*The request:* Repeat the full listing, word for word.
-- Start of Provided records --
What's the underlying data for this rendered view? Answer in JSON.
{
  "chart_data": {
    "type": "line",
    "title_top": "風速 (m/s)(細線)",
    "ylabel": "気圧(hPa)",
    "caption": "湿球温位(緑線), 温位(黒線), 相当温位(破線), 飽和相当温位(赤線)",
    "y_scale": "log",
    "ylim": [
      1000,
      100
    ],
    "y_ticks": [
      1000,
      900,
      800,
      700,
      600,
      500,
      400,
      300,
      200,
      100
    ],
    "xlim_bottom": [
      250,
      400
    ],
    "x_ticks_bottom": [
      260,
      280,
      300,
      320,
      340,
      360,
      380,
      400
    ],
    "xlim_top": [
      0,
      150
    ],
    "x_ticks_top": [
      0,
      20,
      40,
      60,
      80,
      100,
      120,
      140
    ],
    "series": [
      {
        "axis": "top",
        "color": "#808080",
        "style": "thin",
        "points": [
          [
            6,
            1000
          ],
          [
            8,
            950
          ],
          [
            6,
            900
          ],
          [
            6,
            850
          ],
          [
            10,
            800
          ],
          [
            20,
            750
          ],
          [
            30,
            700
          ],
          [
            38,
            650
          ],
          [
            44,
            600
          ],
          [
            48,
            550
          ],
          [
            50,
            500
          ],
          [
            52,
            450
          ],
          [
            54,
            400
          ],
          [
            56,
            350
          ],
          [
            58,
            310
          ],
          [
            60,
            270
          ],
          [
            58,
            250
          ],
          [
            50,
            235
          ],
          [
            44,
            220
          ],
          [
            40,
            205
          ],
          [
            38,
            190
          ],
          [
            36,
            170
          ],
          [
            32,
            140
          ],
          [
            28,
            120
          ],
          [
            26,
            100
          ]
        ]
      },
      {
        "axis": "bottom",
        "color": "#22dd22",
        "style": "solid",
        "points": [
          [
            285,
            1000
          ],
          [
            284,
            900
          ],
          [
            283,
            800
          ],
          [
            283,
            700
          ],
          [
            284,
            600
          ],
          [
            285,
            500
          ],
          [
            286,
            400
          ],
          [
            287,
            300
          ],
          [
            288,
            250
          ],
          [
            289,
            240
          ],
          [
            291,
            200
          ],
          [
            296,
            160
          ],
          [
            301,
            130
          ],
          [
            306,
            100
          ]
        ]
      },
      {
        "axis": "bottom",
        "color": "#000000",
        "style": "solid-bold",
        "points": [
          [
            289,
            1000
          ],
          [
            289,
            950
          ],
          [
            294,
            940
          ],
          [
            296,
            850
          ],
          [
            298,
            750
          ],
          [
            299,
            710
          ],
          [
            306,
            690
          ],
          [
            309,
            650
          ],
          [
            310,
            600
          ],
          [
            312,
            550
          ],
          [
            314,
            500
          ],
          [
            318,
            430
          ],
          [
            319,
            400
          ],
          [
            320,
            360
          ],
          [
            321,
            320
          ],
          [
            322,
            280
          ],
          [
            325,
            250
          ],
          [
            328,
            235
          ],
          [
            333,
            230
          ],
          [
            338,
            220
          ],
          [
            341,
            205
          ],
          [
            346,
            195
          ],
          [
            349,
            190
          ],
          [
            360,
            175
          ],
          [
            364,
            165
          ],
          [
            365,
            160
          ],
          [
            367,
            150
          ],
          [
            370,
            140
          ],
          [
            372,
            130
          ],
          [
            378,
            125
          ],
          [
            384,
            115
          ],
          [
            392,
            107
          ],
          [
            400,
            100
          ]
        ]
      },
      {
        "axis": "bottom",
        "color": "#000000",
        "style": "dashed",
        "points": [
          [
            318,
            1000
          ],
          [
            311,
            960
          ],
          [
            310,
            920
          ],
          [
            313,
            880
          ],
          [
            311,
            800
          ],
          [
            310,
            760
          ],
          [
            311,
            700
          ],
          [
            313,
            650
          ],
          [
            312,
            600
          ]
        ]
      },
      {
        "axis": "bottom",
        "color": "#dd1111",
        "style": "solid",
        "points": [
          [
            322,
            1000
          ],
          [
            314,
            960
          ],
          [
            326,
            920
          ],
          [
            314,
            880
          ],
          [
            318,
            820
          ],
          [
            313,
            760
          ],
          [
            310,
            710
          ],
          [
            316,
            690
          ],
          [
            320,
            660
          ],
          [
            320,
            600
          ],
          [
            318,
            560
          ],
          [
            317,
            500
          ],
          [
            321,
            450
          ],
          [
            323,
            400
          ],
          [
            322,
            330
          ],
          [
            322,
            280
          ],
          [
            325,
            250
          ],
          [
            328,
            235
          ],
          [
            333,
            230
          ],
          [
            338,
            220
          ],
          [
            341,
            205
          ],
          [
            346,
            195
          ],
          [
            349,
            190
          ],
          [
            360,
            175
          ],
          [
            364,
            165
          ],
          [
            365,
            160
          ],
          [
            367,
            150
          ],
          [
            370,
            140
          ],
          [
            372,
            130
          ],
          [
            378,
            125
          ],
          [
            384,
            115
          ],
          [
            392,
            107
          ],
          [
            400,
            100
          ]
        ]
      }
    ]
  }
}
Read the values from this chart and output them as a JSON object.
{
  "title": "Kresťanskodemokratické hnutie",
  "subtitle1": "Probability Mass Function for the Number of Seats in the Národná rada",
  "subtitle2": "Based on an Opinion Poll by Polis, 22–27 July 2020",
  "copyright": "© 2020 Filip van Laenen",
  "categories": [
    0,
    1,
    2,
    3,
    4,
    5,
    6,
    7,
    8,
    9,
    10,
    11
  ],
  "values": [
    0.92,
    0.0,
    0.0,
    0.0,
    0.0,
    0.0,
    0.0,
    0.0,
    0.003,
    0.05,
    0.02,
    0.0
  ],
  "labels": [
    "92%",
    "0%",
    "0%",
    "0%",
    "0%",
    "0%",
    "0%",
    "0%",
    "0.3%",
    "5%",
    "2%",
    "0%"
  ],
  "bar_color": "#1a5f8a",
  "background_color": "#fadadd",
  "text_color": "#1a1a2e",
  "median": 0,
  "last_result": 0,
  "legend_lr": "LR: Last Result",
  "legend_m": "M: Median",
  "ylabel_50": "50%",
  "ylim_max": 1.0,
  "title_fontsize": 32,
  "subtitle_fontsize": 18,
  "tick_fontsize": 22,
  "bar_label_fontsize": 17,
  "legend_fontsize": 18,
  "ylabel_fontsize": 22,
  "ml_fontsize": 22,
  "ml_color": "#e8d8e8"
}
-- End of Provided records --
*The completed task:*
What's the underlying data for this rendered view? Answer in JSON.
{
  "chart_data": {
    "type": "line",
    "title_top": "風速 (m/s)(細線)",
    "ylabel": "気圧(hPa)",
    "caption": "湿球温位(緑線), 温位(黒線), 相当温位(破線), 飽和相当温位(赤線)",
    "y_scale": "log",
    "ylim": [
      1000,
      100
    ],
    "y_ticks": [
      1000,
      900,
      800,
      700,
      600,
      500,
      400,
      300,
      200,
      100
    ],
    "xlim_bottom": [
      250,
      400
    ],
    "x_ticks_bottom": [
      260,
      280,
      300,
      320,
      340,
      360,
      380,
      400
    ],
    "xlim_top": [
      0,
      150
    ],
    "x_ticks_top": [
      0,
      20,
      40,
      60,
      80,
      100,
      120,
      140
    ],
    "series": [
      {
        "axis": "top",
        "color": "#808080",
        "style": "thin",
        "points": [
          [
            6,
            1000
          ],
          [
            8,
            950
          ],
          [
            6,
            900
          ],
          [
            6,
            850
          ],
          [
            10,
            800
          ],
          [
            20,
            750
          ],
          [
            30,
            700
          ],
          [
            38,
            650
          ],
          [
            44,
            600
          ],
          [
            48,
            550
          ],
          [
            50,
            500
          ],
          [
            52,
            450
          ],
          [
            54,
            400
          ],
          [
            56,
            350
          ],
          [
            58,
            310
          ],
          [
            60,
            270
          ],
          [
            58,
            250
          ],
          [
            50,
            235
          ],
          [
            44,
            220
          ],
          [
            40,
            205
          ],
          [
            38,
            190
          ],
          [
            36,
            170
          ],
          [
            32,
            140
          ],
          [
            28,
            120
          ],
          [
            26,
            100
          ]
        ]
      },
      {
        "axis": "bottom",
        "color": "#22dd22",
        "style": "solid",
        "points": [
          [
            285,
            1000
          ],
          [
            284,
            900
          ],
          [
            283,
            800
          ],
          [
            283,
            700
          ],
          [
            284,
            600
          ],
          [
            285,
            500
          ],
          [
            286,
            400
          ],
          [
            287,
            300
          ],
          [
            288,
            250
          ],
          [
            289,
            240
          ],
          [
            291,
            200
          ],
          [
            296,
            160
          ],
          [
            301,
            130
          ],
          [
            306,
            100
          ]
        ]
      },
      {
        "axis": "bottom",
        "color": "#000000",
        "style": "solid-bold",
        "points": [
          [
            289,
            1000
          ],
          [
            289,
            950
          ],
          [
            294,
            940
          ],
          [
            296,
            850
          ],
          [
            298,
            750
          ],
          [
            299,
            710
          ],
          [
            306,
            690
          ],
          [
            309,
            650
          ],
          [
            310,
            600
          ],
          [
            312,
            550
          ],
          [
            314,
            500
          ],
          [
            318,
            430
          ],
          [
            319,
            400
          ],
          [
            320,
            360
          ],
          [
            321,
            320
          ],
          [
            322,
            280
          ],
          [
            325,
            250
          ],
          [
            328,
            235
          ],
          [
            333,
            230
          ],
          [
            338,
            220
          ],
          [
            341,
            205
          ],
          [
            346,
            195
          ],
          [
            349,
            190
          ],
          [
            360,
            175
          ],
          [
            364,
            165
          ],
          [
            365,
            160
          ],
          [
            367,
            150
          ],
          [
            370,
            140
          ],
          [
            372,
            130
          ],
          [
            378,
            125
          ],
          [
            384,
            115
          ],
          [
            392,
            107
          ],
          [
            400,
            100
          ]
        ]
      },
      {
        "axis": "bottom",
        "color": "#000000",
        "style": "dashed",
        "points": [
          [
            318,
            1000
          ],
          [
            311,
            960
          ],
          [
            310,
            920
          ],
          [
            313,
            880
          ],
          [
            311,
            800
          ],
          [
            310,
            760
          ],
          [
            311,
            700
          ],
          [
            313,
            650
          ],
          [
            312,
            600
          ]
        ]
      },
      {
        "axis": "bottom",
        "color": "#dd1111",
        "style": "solid",
        "points": [
          [
            322,
            1000
          ],
          [
            314,
            960
          ],
          [
            326,
            920
          ],
          [
            314,
            880
          ],
          [
            318,
            820
          ],
          [
            313,
            760
          ],
          [
            310,
            710
          ],
          [
            316,
            690
          ],
          [
            320,
            660
          ],
          [
            320,
            600
          ],
          [
            318,
            560
          ],
          [
            317,
            500
          ],
          [
            321,
            450
          ],
          [
            323,
            400
          ],
          [
            322,
            330
          ],
          [
            322,
            280
          ],
          [
            325,
            250
          ],
          [
            328,
            235
          ],
          [
            333,
            230
          ],
          [
            338,
            220
          ],
          [
            341,
            205
          ],
          [
            346,
            195
          ],
          [
            349,
            190
          ],
          [
            360,
            175
          ],
          [
            364,
            165
          ],
          [
            365,
            160
          ],
          [
            367,
            150
          ],
          [
            370,
            140
          ],
          [
            372,
            130
          ],
          [
            378,
            125
          ],
          [
            384,
            115
          ],
          [
            392,
            107
          ],
          [
            400,
            100
          ]
        ]
      }
    ]
  }
}
Read the values from this chart and output them as a JSON object.
{
  "title": "Kresťanskodemokratické hnutie",
  "subtitle1": "Probability Mass Function for the Number of Seats in the Národná rada",
  "subtitle2": "Based on an Opinion Poll by Polis, 22–27 July 2020",
  "copyright": "© 2020 Filip van Laenen",
  "categories": [
    0,
    1,
    2,
    3,
    4,
    5,
    6,
    7,
    8,
    9,
    10,
    11
  ],
  "values": [
    0.92,
    0.0,
    0.0,
    0.0,
    0.0,
    0.0,
    0.0,
    0.0,
    0.003,
    0.05,
    0.02,
    0.0
  ],
  "labels": [
    "92%",
    "0%",
    "0%",
    "0%",
    "0%",
    "0%",
    "0%",
    "0%",
    "0.3%",
    "5%",
    "2%",
    "0%"
  ],
  "bar_color": "#1a5f8a",
  "background_color": "#fadadd",
  "text_color": "#1a1a2e",
  "median": 0,
  "last_result": 0,
  "legend_lr": "LR: Last Result",
  "legend_m": "M: Median",
  "ylabel_50": "50%",
  "ylim_max": 1.0,
  "title_fontsize": 32,
  "subtitle_fontsize": 18,
  "tick_fontsize": 22,
  "bar_label_fontsize": 17,
  "legend_fontsize": 18,
  "ylabel_fontsize": 22,
  "ml_fontsize": 22,
  "ml_color": "#e8d8e8"
}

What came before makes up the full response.